RECORDS SHOWN -
....
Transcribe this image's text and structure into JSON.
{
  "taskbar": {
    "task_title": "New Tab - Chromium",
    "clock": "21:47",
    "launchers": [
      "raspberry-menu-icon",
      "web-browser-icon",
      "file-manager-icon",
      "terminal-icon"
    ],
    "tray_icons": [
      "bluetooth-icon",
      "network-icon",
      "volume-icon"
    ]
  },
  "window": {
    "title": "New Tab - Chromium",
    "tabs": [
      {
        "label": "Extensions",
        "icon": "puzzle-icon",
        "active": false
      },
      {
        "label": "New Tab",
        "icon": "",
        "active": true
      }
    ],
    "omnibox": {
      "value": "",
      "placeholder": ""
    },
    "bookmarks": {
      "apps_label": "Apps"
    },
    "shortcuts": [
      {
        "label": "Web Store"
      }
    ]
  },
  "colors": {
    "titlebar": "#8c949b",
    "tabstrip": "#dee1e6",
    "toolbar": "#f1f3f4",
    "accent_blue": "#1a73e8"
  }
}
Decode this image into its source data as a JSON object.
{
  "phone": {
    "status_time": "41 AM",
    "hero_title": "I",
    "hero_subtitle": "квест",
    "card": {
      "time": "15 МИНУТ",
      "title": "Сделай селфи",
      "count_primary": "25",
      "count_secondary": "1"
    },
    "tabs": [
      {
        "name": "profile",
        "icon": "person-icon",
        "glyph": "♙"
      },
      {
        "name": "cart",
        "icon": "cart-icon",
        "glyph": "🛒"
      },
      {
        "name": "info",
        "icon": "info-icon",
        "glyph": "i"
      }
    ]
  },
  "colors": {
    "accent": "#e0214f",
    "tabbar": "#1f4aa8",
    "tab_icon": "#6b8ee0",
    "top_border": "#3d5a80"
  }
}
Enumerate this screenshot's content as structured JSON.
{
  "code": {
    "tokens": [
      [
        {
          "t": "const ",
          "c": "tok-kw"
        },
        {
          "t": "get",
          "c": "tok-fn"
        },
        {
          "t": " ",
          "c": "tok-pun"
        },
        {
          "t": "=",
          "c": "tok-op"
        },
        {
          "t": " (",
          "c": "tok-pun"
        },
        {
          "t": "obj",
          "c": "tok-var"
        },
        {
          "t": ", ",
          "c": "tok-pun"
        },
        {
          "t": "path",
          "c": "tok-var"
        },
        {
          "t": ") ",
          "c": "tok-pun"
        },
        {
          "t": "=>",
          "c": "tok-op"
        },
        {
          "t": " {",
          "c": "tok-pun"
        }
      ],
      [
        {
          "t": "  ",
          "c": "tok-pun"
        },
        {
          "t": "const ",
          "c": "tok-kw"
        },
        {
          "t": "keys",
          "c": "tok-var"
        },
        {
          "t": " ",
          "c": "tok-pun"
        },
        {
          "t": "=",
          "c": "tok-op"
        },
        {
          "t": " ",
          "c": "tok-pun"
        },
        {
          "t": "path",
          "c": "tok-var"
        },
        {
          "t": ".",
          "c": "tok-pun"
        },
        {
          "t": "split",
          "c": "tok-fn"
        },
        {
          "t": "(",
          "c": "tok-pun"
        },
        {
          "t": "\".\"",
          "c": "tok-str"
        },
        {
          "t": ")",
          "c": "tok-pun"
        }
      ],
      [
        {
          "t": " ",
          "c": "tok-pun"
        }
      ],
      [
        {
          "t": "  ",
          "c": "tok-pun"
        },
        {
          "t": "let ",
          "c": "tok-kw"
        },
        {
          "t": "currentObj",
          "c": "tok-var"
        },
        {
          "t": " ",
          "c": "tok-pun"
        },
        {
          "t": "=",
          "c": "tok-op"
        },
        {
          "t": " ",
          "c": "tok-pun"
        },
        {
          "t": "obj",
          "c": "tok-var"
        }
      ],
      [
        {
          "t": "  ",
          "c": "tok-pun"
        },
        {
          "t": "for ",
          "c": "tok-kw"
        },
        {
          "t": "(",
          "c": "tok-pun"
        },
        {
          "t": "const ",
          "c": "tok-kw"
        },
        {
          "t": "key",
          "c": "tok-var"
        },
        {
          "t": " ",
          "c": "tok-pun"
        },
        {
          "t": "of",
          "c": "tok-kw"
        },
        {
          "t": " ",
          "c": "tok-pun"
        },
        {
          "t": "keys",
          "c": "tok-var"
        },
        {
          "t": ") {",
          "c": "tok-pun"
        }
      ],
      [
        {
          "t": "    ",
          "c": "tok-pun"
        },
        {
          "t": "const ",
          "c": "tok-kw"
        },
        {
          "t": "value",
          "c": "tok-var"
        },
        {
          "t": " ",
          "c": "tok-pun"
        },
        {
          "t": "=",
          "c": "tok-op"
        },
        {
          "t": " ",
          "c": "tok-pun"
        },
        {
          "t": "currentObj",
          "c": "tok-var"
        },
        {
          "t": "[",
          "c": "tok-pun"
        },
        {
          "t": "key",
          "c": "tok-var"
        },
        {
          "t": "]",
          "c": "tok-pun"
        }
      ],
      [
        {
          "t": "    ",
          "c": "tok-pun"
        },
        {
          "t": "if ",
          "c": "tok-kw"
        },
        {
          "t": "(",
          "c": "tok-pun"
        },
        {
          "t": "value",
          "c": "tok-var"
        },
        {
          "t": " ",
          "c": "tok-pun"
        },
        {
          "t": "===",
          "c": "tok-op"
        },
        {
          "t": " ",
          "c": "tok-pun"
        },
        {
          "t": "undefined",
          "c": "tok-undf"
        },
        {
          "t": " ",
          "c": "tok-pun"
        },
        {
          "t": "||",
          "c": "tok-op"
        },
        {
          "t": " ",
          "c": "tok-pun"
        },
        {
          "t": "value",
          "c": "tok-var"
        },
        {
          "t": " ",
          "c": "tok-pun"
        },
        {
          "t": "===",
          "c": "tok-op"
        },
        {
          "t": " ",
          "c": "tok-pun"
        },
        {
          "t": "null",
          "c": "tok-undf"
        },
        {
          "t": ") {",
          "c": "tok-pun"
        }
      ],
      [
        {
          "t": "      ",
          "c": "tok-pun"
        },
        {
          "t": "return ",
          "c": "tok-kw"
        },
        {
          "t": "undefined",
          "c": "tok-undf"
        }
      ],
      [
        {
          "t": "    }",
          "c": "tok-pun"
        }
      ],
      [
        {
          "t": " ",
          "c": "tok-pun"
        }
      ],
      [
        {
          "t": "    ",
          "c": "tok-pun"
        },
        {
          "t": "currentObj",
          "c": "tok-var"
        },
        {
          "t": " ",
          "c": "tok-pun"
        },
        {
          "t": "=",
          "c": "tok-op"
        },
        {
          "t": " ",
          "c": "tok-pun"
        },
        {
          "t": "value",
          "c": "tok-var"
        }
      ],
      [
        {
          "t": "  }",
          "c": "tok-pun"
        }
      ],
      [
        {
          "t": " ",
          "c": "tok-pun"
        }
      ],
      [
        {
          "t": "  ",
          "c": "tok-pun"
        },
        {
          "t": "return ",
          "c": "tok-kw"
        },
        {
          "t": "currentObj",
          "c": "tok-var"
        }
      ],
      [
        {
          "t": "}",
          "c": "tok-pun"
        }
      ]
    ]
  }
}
....
WHAT THE TASK REQUIRES - Exactly as written, please output every entry.

RESULT FOR THIS EXERCISE -
Transcribe this image's text and structure into JSON.
{
  "taskbar": {
    "task_title": "New Tab - Chromium",
    "clock": "21:47",
    "launchers": [
      "raspberry-menu-icon",
      "web-browser-icon",
      "file-manager-icon",
      "terminal-icon"
    ],
    "tray_icons": [
      "bluetooth-icon",
      "network-icon",
      "volume-icon"
    ]
  },
  "window": {
    "title": "New Tab - Chromium",
    "tabs": [
      {
        "label": "Extensions",
        "icon": "puzzle-icon",
        "active": false
      },
      {
        "label": "New Tab",
        "icon": "",
        "active": true
      }
    ],
    "omnibox": {
      "value": "",
      "placeholder": ""
    },
    "bookmarks": {
      "apps_label": "Apps"
    },
    "shortcuts": [
      {
        "label": "Web Store"
      }
    ]
  },
  "colors": {
    "titlebar": "#8c949b",
    "tabstrip": "#dee1e6",
    "toolbar": "#f1f3f4",
    "accent_blue": "#1a73e8"
  }
}
Decode this image into its source data as a JSON object.
{
  "phone": {
    "status_time": "41 AM",
    "hero_title": "I",
    "hero_subtitle": "квест",
    "card": {
      "time": "15 МИНУТ",
      "title": "Сделай селфи",
      "count_primary": "25",
      "count_secondary": "1"
    },
    "tabs": [
      {
        "name": "profile",
        "icon": "person-icon",
        "glyph": "♙"
      },
      {
        "name": "cart",
        "icon": "cart-icon",
        "glyph": "🛒"
      },
      {
        "name": "info",
        "icon": "info-icon",
        "glyph": "i"
      }
    ]
  },
  "colors": {
    "accent": "#e0214f",
    "tabbar": "#1f4aa8",
    "tab_icon": "#6b8ee0",
    "top_border": "#3d5a80"
  }
}
Enumerate this screenshot's content as structured JSON.
{
  "code": {
    "tokens": [
      [
        {
          "t": "const ",
          "c": "tok-kw"
        },
        {
          "t": "get",
          "c": "tok-fn"
        },
        {
          "t": " ",
          "c": "tok-pun"
        },
        {
          "t": "=",
          "c": "tok-op"
        },
        {
          "t": " (",
          "c": "tok-pun"
        },
        {
          "t": "obj",
          "c": "tok-var"
        },
        {
          "t": ", ",
          "c": "tok-pun"
        },
        {
          "t": "path",
          "c": "tok-var"
        },
        {
          "t": ") ",
          "c": "tok-pun"
        },
        {
          "t": "=>",
          "c": "tok-op"
        },
        {
          "t": " {",
          "c": "tok-pun"
        }
      ],
      [
        {
          "t": "  ",
          "c": "tok-pun"
        },
        {
          "t": "const ",
          "c": "tok-kw"
        },
        {
          "t": "keys",
          "c": "tok-var"
        },
        {
          "t": " ",
          "c": "tok-pun"
        },
        {
          "t": "=",
          "c": "tok-op"
        },
        {
          "t": " ",
          "c": "tok-pun"
        },
        {
          "t": "path",
          "c": "tok-var"
        },
        {
          "t": ".",
          "c": "tok-pun"
        },
        {
          "t": "split",
          "c": "tok-fn"
        },
        {
          "t": "(",
          "c": "tok-pun"
        },
        {
          "t": "\".\"",
          "c": "tok-str"
        },
        {
          "t": ")",
          "c": "tok-pun"
        }
      ],
      [
        {
          "t": " ",
          "c": "tok-pun"
        }
      ],
      [
        {
          "t": "  ",
          "c": "tok-pun"
        },
        {
          "t": "let ",
          "c": "tok-kw"
        },
        {
          "t": "currentObj",
          "c": "tok-var"
        },
        {
          "t": " ",
          "c": "tok-pun"
        },
        {
          "t": "=",
          "c": "tok-op"
        },
        {
          "t": " ",
          "c": "tok-pun"
        },
        {
          "t": "obj",
          "c": "tok-var"
        }
      ],
      [
        {
          "t": "  ",
          "c": "tok-pun"
        },
        {
          "t": "for ",
          "c": "tok-kw"
        },
        {
          "t": "(",
          "c": "tok-pun"
        },
        {
          "t": "const ",
          "c": "tok-kw"
        },
        {
          "t": "key",
          "c": "tok-var"
        },
        {
          "t": " ",
          "c": "tok-pun"
        },
        {
          "t": "of",
          "c": "tok-kw"
        },
        {
          "t": " ",
          "c": "tok-pun"
        },
        {
          "t": "keys",
          "c": "tok-var"
        },
        {
          "t": ") {",
          "c": "tok-pun"
        }
      ],
      [
        {
          "t": "    ",
          "c": "tok-pun"
        },
        {
          "t": "const ",
          "c": "tok-kw"
        },
        {
          "t": "value",
          "c": "tok-var"
        },
        {
          "t": " ",
          "c": "tok-pun"
        },
        {
          "t": "=",
          "c": "tok-op"
        },
        {
          "t": " ",
          "c": "tok-pun"
        },
        {
          "t": "currentObj",
          "c": "tok-var"
        },
        {
          "t": "[",
          "c": "tok-pun"
        },
        {
          "t": "key",
          "c": "tok-var"
        },
        {
          "t": "]",
          "c": "tok-pun"
        }
      ],
      [
        {
          "t": "    ",
          "c": "tok-pun"
        },
        {
          "t": "if ",
          "c": "tok-kw"
        },
        {
          "t": "(",
          "c": "tok-pun"
        },
        {
          "t": "value",
          "c": "tok-var"
        },
        {
          "t": " ",
          "c": "tok-pun"
        },
        {
          "t": "===",
          "c": "tok-op"
        },
        {
          "t": " ",
          "c": "tok-pun"
        },
        {
          "t": "undefined",
          "c": "tok-undf"
        },
        {
          "t": " ",
          "c": "tok-pun"
        },
        {
          "t": "||",
          "c": "tok-op"
        },
        {
          "t": " ",
          "c": "tok-pun"
        },
        {
          "t": "value",
          "c": "tok-var"
        },
        {
          "t": " ",
          "c": "tok-pun"
        },
        {
          "t": "===",
          "c": "tok-op"
        },
        {
          "t": " ",
          "c": "tok-pun"
        },
        {
          "t": "null",
          "c": "tok-undf"
        },
        {
          "t": ") {",
          "c": "tok-pun"
        }
      ],
      [
        {
          "t": "      ",
          "c": "tok-pun"
        },
        {
          "t": "return ",
          "c": "tok-kw"
        },
        {
          "t": "undefined",
          "c": "tok-undf"
        }
      ],
      [
        {
          "t": "    }",
          "c": "tok-pun"
        }
      ],
      [
        {
          "t": " ",
          "c": "tok-pun"
        }
      ],
      [
        {
          "t": "    ",
          "c": "tok-pun"
        },
        {
          "t": "currentObj",
          "c": "tok-var"
        },
        {
          "t": " ",
          "c": "tok-pun"
        },
        {
          "t": "=",
          "c": "tok-op"
        },
        {
          "t": " ",
          "c": "tok-pun"
        },
        {
          "t": "value",
          "c": "tok-var"
        }
      ],
      [
        {
          "t": "  }",
          "c": "tok-pun"
        }
      ],
      [
        {
          "t": " ",
          "c": "tok-pun"
        }
      ],
      [
        {
          "t": "  ",
          "c": "tok-pun"
        },
        {
          "t": "return ",
          "c": "tok-kw"
        },
        {
          "t": "currentObj",
          "c": "tok-var"
        }
      ],
      [
        {
          "t": "}",
          "c": "tok-pun"
        }
      ]
    ]
  }
}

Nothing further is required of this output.